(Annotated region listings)
######

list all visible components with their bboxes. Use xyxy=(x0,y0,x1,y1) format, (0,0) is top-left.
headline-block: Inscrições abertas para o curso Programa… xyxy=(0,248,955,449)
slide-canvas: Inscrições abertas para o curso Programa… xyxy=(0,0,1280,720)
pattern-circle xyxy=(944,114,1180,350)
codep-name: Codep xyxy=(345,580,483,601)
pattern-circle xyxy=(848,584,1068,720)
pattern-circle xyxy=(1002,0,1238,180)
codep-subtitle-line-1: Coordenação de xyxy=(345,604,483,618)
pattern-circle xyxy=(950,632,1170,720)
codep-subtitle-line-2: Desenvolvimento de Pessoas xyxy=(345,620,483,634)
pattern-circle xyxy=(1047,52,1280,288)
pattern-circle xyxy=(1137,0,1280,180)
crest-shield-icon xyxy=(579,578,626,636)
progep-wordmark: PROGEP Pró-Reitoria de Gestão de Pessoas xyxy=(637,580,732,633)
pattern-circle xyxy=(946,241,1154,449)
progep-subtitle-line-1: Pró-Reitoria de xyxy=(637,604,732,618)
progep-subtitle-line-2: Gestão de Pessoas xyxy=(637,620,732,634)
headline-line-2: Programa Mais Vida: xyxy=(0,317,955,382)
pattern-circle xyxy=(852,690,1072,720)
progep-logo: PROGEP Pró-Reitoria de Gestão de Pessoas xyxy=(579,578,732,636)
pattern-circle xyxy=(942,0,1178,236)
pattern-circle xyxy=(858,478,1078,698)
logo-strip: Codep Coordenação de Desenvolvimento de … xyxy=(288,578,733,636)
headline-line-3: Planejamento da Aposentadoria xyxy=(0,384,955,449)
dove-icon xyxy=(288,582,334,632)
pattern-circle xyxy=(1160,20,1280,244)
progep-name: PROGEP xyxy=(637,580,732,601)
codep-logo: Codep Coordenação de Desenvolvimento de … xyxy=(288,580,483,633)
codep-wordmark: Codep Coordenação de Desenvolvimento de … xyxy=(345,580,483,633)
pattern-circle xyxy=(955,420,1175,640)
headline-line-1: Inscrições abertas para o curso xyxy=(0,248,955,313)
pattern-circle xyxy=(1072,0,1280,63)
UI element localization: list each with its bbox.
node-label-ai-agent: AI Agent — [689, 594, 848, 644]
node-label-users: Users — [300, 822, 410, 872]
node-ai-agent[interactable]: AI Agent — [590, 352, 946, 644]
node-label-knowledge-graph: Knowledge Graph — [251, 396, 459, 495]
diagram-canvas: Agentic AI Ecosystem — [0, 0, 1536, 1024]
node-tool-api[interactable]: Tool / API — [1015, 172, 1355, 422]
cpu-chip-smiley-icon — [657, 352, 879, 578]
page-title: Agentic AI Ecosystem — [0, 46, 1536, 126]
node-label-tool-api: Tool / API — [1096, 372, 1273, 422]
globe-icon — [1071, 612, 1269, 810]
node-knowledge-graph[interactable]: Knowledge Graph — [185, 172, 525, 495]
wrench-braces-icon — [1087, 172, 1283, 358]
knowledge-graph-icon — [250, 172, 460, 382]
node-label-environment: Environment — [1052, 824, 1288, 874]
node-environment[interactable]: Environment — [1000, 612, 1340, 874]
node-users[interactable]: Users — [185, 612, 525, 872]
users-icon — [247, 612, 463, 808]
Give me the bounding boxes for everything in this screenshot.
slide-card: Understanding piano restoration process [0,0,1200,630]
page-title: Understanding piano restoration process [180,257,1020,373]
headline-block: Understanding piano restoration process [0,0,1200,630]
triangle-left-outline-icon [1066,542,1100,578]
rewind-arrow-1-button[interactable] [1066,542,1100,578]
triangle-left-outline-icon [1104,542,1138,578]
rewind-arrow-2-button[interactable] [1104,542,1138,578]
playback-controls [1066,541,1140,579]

######

* Job *
Revise the material above so that every instance of "pattern-circle" reads "pattern-ring", keeping all other text unchanged.

* Finished task *
list all visible components with their bboxes. Use xyxy=(x0,y0,x1,y1) format, (0,0) is top-left.
headline-block: Inscrições abertas para o curso Programa… xyxy=(0,248,955,449)
slide-canvas: Inscrições abertas para o curso Programa… xyxy=(0,0,1280,720)
pattern-ring xyxy=(944,114,1180,350)
codep-name: Codep xyxy=(345,580,483,601)
pattern-ring xyxy=(848,584,1068,720)
pattern-ring xyxy=(1002,0,1238,180)
codep-subtitle-line-1: Coordenação de xyxy=(345,604,483,618)
pattern-ring xyxy=(950,632,1170,720)
codep-subtitle-line-2: Desenvolvimento de Pessoas xyxy=(345,620,483,634)
pattern-ring xyxy=(1047,52,1280,288)
pattern-ring xyxy=(1137,0,1280,180)
crest-shield-icon xyxy=(579,578,626,636)
progep-wordmark: PROGEP Pró-Reitoria de Gestão de Pessoas xyxy=(637,580,732,633)
pattern-ring xyxy=(946,241,1154,449)
progep-subtitle-line-1: Pró-Reitoria de xyxy=(637,604,732,618)
progep-subtitle-line-2: Gestão de Pessoas xyxy=(637,620,732,634)
headline-line-2: Programa Mais Vida: xyxy=(0,317,955,382)
pattern-ring xyxy=(852,690,1072,720)
progep-logo: PROGEP Pró-Reitoria de Gestão de Pessoas xyxy=(579,578,732,636)
pattern-ring xyxy=(942,0,1178,236)
pattern-ring xyxy=(858,478,1078,698)
logo-strip: Codep Coordenação de Desenvolvimento de … xyxy=(288,578,733,636)
headline-line-3: Planejamento da Aposentadoria xyxy=(0,384,955,449)
dove-icon xyxy=(288,582,334,632)
pattern-ring xyxy=(1160,20,1280,244)
progep-name: PROGEP xyxy=(637,580,732,601)
codep-logo: Codep Coordenação de Desenvolvimento de … xyxy=(288,580,483,633)
codep-wordmark: Codep Coordenação de Desenvolvimento de … xyxy=(345,580,483,633)
pattern-ring xyxy=(955,420,1175,640)
headline-line-1: Inscrições abertas para o curso xyxy=(0,248,955,313)
pattern-ring xyxy=(1072,0,1280,63)
UI element localization: list each with its bbox.
node-label-ai-agent: AI Agent — [689, 594, 848, 644]
node-label-users: Users — [300, 822, 410, 872]
node-ai-agent[interactable]: AI Agent — [590, 352, 946, 644]
node-label-knowledge-graph: Knowledge Graph — [251, 396, 459, 495]
diagram-canvas: Agentic AI Ecosystem — [0, 0, 1536, 1024]
node-tool-api[interactable]: Tool / API — [1015, 172, 1355, 422]
cpu-chip-smiley-icon — [657, 352, 879, 578]
page-title: Agentic AI Ecosystem — [0, 46, 1536, 126]
node-label-tool-api: Tool / API — [1096, 372, 1273, 422]
globe-icon — [1071, 612, 1269, 810]
node-knowledge-graph[interactable]: Knowledge Graph — [185, 172, 525, 495]
wrench-braces-icon — [1087, 172, 1283, 358]
knowledge-graph-icon — [250, 172, 460, 382]
node-label-environment: Environment — [1052, 824, 1288, 874]
node-environment[interactable]: Environment — [1000, 612, 1340, 874]
node-users[interactable]: Users — [185, 612, 525, 872]
users-icon — [247, 612, 463, 808]
Give me the bounding boxes for everything in this screenshot.
slide-card: Understanding piano restoration process [0,0,1200,630]
page-title: Understanding piano restoration process [180,257,1020,373]
headline-block: Understanding piano restoration process [0,0,1200,630]
triangle-left-outline-icon [1066,542,1100,578]
rewind-arrow-1-button[interactable] [1066,542,1100,578]
triangle-left-outline-icon [1104,542,1138,578]
rewind-arrow-2-button[interactable] [1104,542,1138,578]
playback-controls [1066,541,1140,579]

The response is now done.